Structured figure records
▼
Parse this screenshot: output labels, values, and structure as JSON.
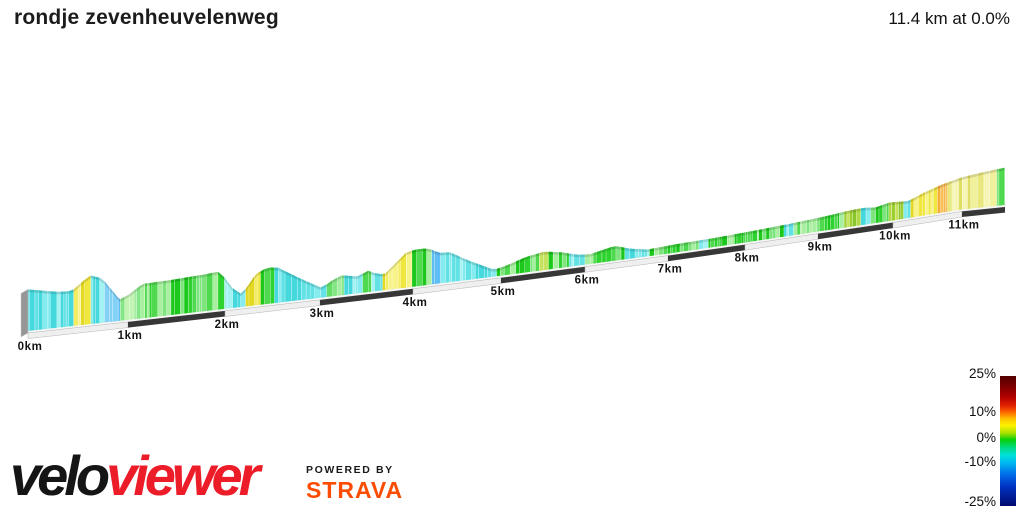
{
  "header": {
    "title": "rondje zevenheuvelenweg",
    "summary": "11.4 km at 0.0%"
  },
  "legend": {
    "labels": [
      "25%",
      "10%",
      "0%",
      "-10%",
      "-25%"
    ],
    "gradient_stops": [
      [
        "0%",
        "#520000"
      ],
      [
        "8%",
        "#7c0000"
      ],
      [
        "16%",
        "#b00000"
      ],
      [
        "23%",
        "#e22400"
      ],
      [
        "28%",
        "#fe6a00"
      ],
      [
        "33%",
        "#ffc300"
      ],
      [
        "38%",
        "#fef200"
      ],
      [
        "44%",
        "#a6e000"
      ],
      [
        "49%",
        "#0ad00a"
      ],
      [
        "55%",
        "#00da80"
      ],
      [
        "61%",
        "#00e0da"
      ],
      [
        "67%",
        "#00b6f2"
      ],
      [
        "75%",
        "#0072ea"
      ],
      [
        "85%",
        "#0033c2"
      ],
      [
        "100%",
        "#000a6e"
      ]
    ]
  },
  "footer": {
    "brand_black": "velo",
    "brand_red": "viewer",
    "powered_by": "POWERED BY",
    "strava": "STRAVA"
  },
  "chart_data": {
    "type": "area",
    "title": "rondje zevenheuvelenweg",
    "total_distance_km": 11.4,
    "average_gradient_label": "0.0%",
    "x_tick_labels": [
      "0km",
      "1km",
      "2km",
      "3km",
      "4km",
      "5km",
      "6km",
      "7km",
      "8km",
      "9km",
      "10km",
      "11km"
    ],
    "x_ticks_km": [
      0,
      1,
      2,
      3,
      4,
      5,
      6,
      7,
      8,
      9,
      10,
      11
    ],
    "gradient_scale_labels": [
      "25%",
      "10%",
      "0%",
      "-10%",
      "-25%"
    ],
    "elevation_profile_km_m": [
      [
        0.0,
        28
      ],
      [
        0.3,
        24
      ],
      [
        0.44,
        23.5
      ],
      [
        0.62,
        33
      ],
      [
        0.74,
        30
      ],
      [
        0.92,
        14
      ],
      [
        1.02,
        17
      ],
      [
        1.15,
        23
      ],
      [
        1.45,
        23.5
      ],
      [
        1.75,
        24.5
      ],
      [
        1.95,
        25.5
      ],
      [
        2.08,
        13
      ],
      [
        2.18,
        8
      ],
      [
        2.33,
        21
      ],
      [
        2.45,
        24.5
      ],
      [
        2.56,
        23.5
      ],
      [
        2.8,
        14
      ],
      [
        3.02,
        6
      ],
      [
        3.14,
        10.5
      ],
      [
        3.24,
        13
      ],
      [
        3.4,
        11
      ],
      [
        3.52,
        14
      ],
      [
        3.62,
        11
      ],
      [
        3.7,
        10.5
      ],
      [
        3.94,
        24
      ],
      [
        4.08,
        25
      ],
      [
        4.2,
        24
      ],
      [
        4.28,
        20.5
      ],
      [
        4.42,
        20
      ],
      [
        4.62,
        13
      ],
      [
        4.92,
        4
      ],
      [
        5.08,
        6
      ],
      [
        5.3,
        10
      ],
      [
        5.52,
        12
      ],
      [
        5.72,
        10
      ],
      [
        5.9,
        7
      ],
      [
        6.06,
        6
      ],
      [
        6.36,
        9.5
      ],
      [
        6.56,
        6
      ],
      [
        6.76,
        4
      ],
      [
        7.1,
        5
      ],
      [
        7.6,
        5.5
      ],
      [
        8.1,
        6.5
      ],
      [
        8.6,
        7.5
      ],
      [
        9.1,
        9
      ],
      [
        9.4,
        10.5
      ],
      [
        9.62,
        11
      ],
      [
        9.76,
        10
      ],
      [
        9.95,
        12
      ],
      [
        10.1,
        11.5
      ],
      [
        10.22,
        11
      ],
      [
        10.45,
        15
      ],
      [
        10.7,
        18.5
      ],
      [
        10.9,
        20.5
      ],
      [
        11.05,
        22
      ],
      [
        11.2,
        23.5
      ],
      [
        11.32,
        24.5
      ],
      [
        11.4,
        25
      ]
    ],
    "gradient_color_segments": [
      [
        0.0,
        0.44,
        "cyan"
      ],
      [
        0.44,
        0.64,
        "yellow"
      ],
      [
        0.64,
        0.78,
        "cyan"
      ],
      [
        0.78,
        0.94,
        "blue"
      ],
      [
        0.94,
        1.15,
        "lightgreen"
      ],
      [
        1.15,
        1.98,
        "green"
      ],
      [
        1.98,
        2.2,
        "cyan"
      ],
      [
        2.2,
        2.38,
        "yellow"
      ],
      [
        2.38,
        2.54,
        "green"
      ],
      [
        2.54,
        3.06,
        "cyan"
      ],
      [
        3.06,
        3.26,
        "lightgreen"
      ],
      [
        3.26,
        3.46,
        "cyan"
      ],
      [
        3.46,
        3.56,
        "green"
      ],
      [
        3.56,
        3.68,
        "cyan"
      ],
      [
        3.68,
        3.96,
        "yellow"
      ],
      [
        3.96,
        4.22,
        "green"
      ],
      [
        4.22,
        4.32,
        "blue"
      ],
      [
        4.32,
        4.96,
        "cyan"
      ],
      [
        4.96,
        5.44,
        "green"
      ],
      [
        5.44,
        5.58,
        "olive"
      ],
      [
        5.58,
        5.8,
        "green"
      ],
      [
        5.8,
        6.02,
        "cyan"
      ],
      [
        6.02,
        6.5,
        "green"
      ],
      [
        6.5,
        6.8,
        "cyan"
      ],
      [
        6.8,
        7.42,
        "green"
      ],
      [
        7.42,
        7.52,
        "cyan"
      ],
      [
        7.52,
        8.54,
        "green"
      ],
      [
        8.54,
        8.66,
        "cyan"
      ],
      [
        8.66,
        9.35,
        "green"
      ],
      [
        9.35,
        9.55,
        "olive"
      ],
      [
        9.55,
        9.72,
        "cyan"
      ],
      [
        9.72,
        9.96,
        "green"
      ],
      [
        9.96,
        10.14,
        "olive"
      ],
      [
        10.14,
        10.26,
        "cyan"
      ],
      [
        10.26,
        10.66,
        "yellow"
      ],
      [
        10.66,
        10.82,
        "orange"
      ],
      [
        10.82,
        11.33,
        "paleyellow"
      ],
      [
        11.33,
        11.4,
        "green"
      ]
    ],
    "palette": {
      "green": [
        "#1dc81d",
        "#2fd32f",
        "#4fd94f",
        "#7ee57e",
        "#a9efa0"
      ],
      "lightgreen": [
        "#66de66",
        "#84e684",
        "#a3eda0",
        "#c2f4b4"
      ],
      "cyan": [
        "#45d9de",
        "#63e2e6",
        "#84ebee",
        "#a4f2f2"
      ],
      "blue": [
        "#1e93ee",
        "#3ba9f2",
        "#5fbef5",
        "#82d2f8"
      ],
      "yellow": [
        "#e4d922",
        "#efe63e",
        "#f4ec62",
        "#f8f28a"
      ],
      "paleyellow": [
        "#dede62",
        "#e9e87e",
        "#f1f09c",
        "#f6f5b6"
      ],
      "orange": [
        "#f39c1a",
        "#f6ad38",
        "#f9bf58"
      ],
      "olive": [
        "#9ccf30",
        "#b2da48",
        "#c6e360",
        "#8ac52c"
      ]
    },
    "axis_colors": {
      "light": "#efefef",
      "dark": "#373737",
      "platform": "#f7f7f7",
      "end_cap": "#969696"
    },
    "legend_position": "right",
    "grid": false
  }
}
▲
Stated problem: From the material above, copy everything exactly but the pictures.

Solution to the exercise:
Parse this screenshot: output labels, values, and structure as JSON.
{
  "header": {
    "title": "rondje zevenheuvelenweg",
    "summary": "11.4 km at 0.0%"
  },
  "legend": {
    "labels": [
      "25%",
      "10%",
      "0%",
      "-10%",
      "-25%"
    ],
    "gradient_stops": [
      [
        "0%",
        "#520000"
      ],
      [
        "8%",
        "#7c0000"
      ],
      [
        "16%",
        "#b00000"
      ],
      [
        "23%",
        "#e22400"
      ],
      [
        "28%",
        "#fe6a00"
      ],
      [
        "33%",
        "#ffc300"
      ],
      [
        "38%",
        "#fef200"
      ],
      [
        "44%",
        "#a6e000"
      ],
      [
        "49%",
        "#0ad00a"
      ],
      [
        "55%",
        "#00da80"
      ],
      [
        "61%",
        "#00e0da"
      ],
      [
        "67%",
        "#00b6f2"
      ],
      [
        "75%",
        "#0072ea"
      ],
      [
        "85%",
        "#0033c2"
      ],
      [
        "100%",
        "#000a6e"
      ]
    ]
  },
  "footer": {
    "brand_black": "velo",
    "brand_red": "viewer",
    "powered_by": "POWERED BY",
    "strava": "STRAVA"
  },
  "chart_data": {
    "type": "area",
    "title": "rondje zevenheuvelenweg",
    "total_distance_km": 11.4,
    "average_gradient_label": "0.0%",
    "x_tick_labels": [
      "0km",
      "1km",
      "2km",
      "3km",
      "4km",
      "5km",
      "6km",
      "7km",
      "8km",
      "9km",
      "10km",
      "11km"
    ],
    "x_ticks_km": [
      0,
      1,
      2,
      3,
      4,
      5,
      6,
      7,
      8,
      9,
      10,
      11
    ],
    "gradient_scale_labels": [
      "25%",
      "10%",
      "0%",
      "-10%",
      "-25%"
    ],
    "elevation_profile_km_m": [
      [
        0.0,
        28
      ],
      [
        0.3,
        24
      ],
      [
        0.44,
        23.5
      ],
      [
        0.62,
        33
      ],
      [
        0.74,
        30
      ],
      [
        0.92,
        14
      ],
      [
        1.02,
        17
      ],
      [
        1.15,
        23
      ],
      [
        1.45,
        23.5
      ],
      [
        1.75,
        24.5
      ],
      [
        1.95,
        25.5
      ],
      [
        2.08,
        13
      ],
      [
        2.18,
        8
      ],
      [
        2.33,
        21
      ],
      [
        2.45,
        24.5
      ],
      [
        2.56,
        23.5
      ],
      [
        2.8,
        14
      ],
      [
        3.02,
        6
      ],
      [
        3.14,
        10.5
      ],
      [
        3.24,
        13
      ],
      [
        3.4,
        11
      ],
      [
        3.52,
        14
      ],
      [
        3.62,
        11
      ],
      [
        3.7,
        10.5
      ],
      [
        3.94,
        24
      ],
      [
        4.08,
        25
      ],
      [
        4.2,
        24
      ],
      [
        4.28,
        20.5
      ],
      [
        4.42,
        20
      ],
      [
        4.62,
        13
      ],
      [
        4.92,
        4
      ],
      [
        5.08,
        6
      ],
      [
        5.3,
        10
      ],
      [
        5.52,
        12
      ],
      [
        5.72,
        10
      ],
      [
        5.9,
        7
      ],
      [
        6.06,
        6
      ],
      [
        6.36,
        9.5
      ],
      [
        6.56,
        6
      ],
      [
        6.76,
        4
      ],
      [
        7.1,
        5
      ],
      [
        7.6,
        5.5
      ],
      [
        8.1,
        6.5
      ],
      [
        8.6,
        7.5
      ],
      [
        9.1,
        9
      ],
      [
        9.4,
        10.5
      ],
      [
        9.62,
        11
      ],
      [
        9.76,
        10
      ],
      [
        9.95,
        12
      ],
      [
        10.1,
        11.5
      ],
      [
        10.22,
        11
      ],
      [
        10.45,
        15
      ],
      [
        10.7,
        18.5
      ],
      [
        10.9,
        20.5
      ],
      [
        11.05,
        22
      ],
      [
        11.2,
        23.5
      ],
      [
        11.32,
        24.5
      ],
      [
        11.4,
        25
      ]
    ],
    "gradient_color_segments": [
      [
        0.0,
        0.44,
        "cyan"
      ],
      [
        0.44,
        0.64,
        "yellow"
      ],
      [
        0.64,
        0.78,
        "cyan"
      ],
      [
        0.78,
        0.94,
        "blue"
      ],
      [
        0.94,
        1.15,
        "lightgreen"
      ],
      [
        1.15,
        1.98,
        "green"
      ],
      [
        1.98,
        2.2,
        "cyan"
      ],
      [
        2.2,
        2.38,
        "yellow"
      ],
      [
        2.38,
        2.54,
        "green"
      ],
      [
        2.54,
        3.06,
        "cyan"
      ],
      [
        3.06,
        3.26,
        "lightgreen"
      ],
      [
        3.26,
        3.46,
        "cyan"
      ],
      [
        3.46,
        3.56,
        "green"
      ],
      [
        3.56,
        3.68,
        "cyan"
      ],
      [
        3.68,
        3.96,
        "yellow"
      ],
      [
        3.96,
        4.22,
        "green"
      ],
      [
        4.22,
        4.32,
        "blue"
      ],
      [
        4.32,
        4.96,
        "cyan"
      ],
      [
        4.96,
        5.44,
        "green"
      ],
      [
        5.44,
        5.58,
        "olive"
      ],
      [
        5.58,
        5.8,
        "green"
      ],
      [
        5.8,
        6.02,
        "cyan"
      ],
      [
        6.02,
        6.5,
        "green"
      ],
      [
        6.5,
        6.8,
        "cyan"
      ],
      [
        6.8,
        7.42,
        "green"
      ],
      [
        7.42,
        7.52,
        "cyan"
      ],
      [
        7.52,
        8.54,
        "green"
      ],
      [
        8.54,
        8.66,
        "cyan"
      ],
      [
        8.66,
        9.35,
        "green"
      ],
      [
        9.35,
        9.55,
        "olive"
      ],
      [
        9.55,
        9.72,
        "cyan"
      ],
      [
        9.72,
        9.96,
        "green"
      ],
      [
        9.96,
        10.14,
        "olive"
      ],
      [
        10.14,
        10.26,
        "cyan"
      ],
      [
        10.26,
        10.66,
        "yellow"
      ],
      [
        10.66,
        10.82,
        "orange"
      ],
      [
        10.82,
        11.33,
        "paleyellow"
      ],
      [
        11.33,
        11.4,
        "green"
      ]
    ],
    "palette": {
      "green": [
        "#1dc81d",
        "#2fd32f",
        "#4fd94f",
        "#7ee57e",
        "#a9efa0"
      ],
      "lightgreen": [
        "#66de66",
        "#84e684",
        "#a3eda0",
        "#c2f4b4"
      ],
      "cyan": [
        "#45d9de",
        "#63e2e6",
        "#84ebee",
        "#a4f2f2"
      ],
      "blue": [
        "#1e93ee",
        "#3ba9f2",
        "#5fbef5",
        "#82d2f8"
      ],
      "yellow": [
        "#e4d922",
        "#efe63e",
        "#f4ec62",
        "#f8f28a"
      ],
      "paleyellow": [
        "#dede62",
        "#e9e87e",
        "#f1f09c",
        "#f6f5b6"
      ],
      "orange": [
        "#f39c1a",
        "#f6ad38",
        "#f9bf58"
      ],
      "olive": [
        "#9ccf30",
        "#b2da48",
        "#c6e360",
        "#8ac52c"
      ]
    },
    "axis_colors": {
      "light": "#efefef",
      "dark": "#373737",
      "platform": "#f7f7f7",
      "end_cap": "#969696"
    },
    "legend_position": "right",
    "grid": false
  }
}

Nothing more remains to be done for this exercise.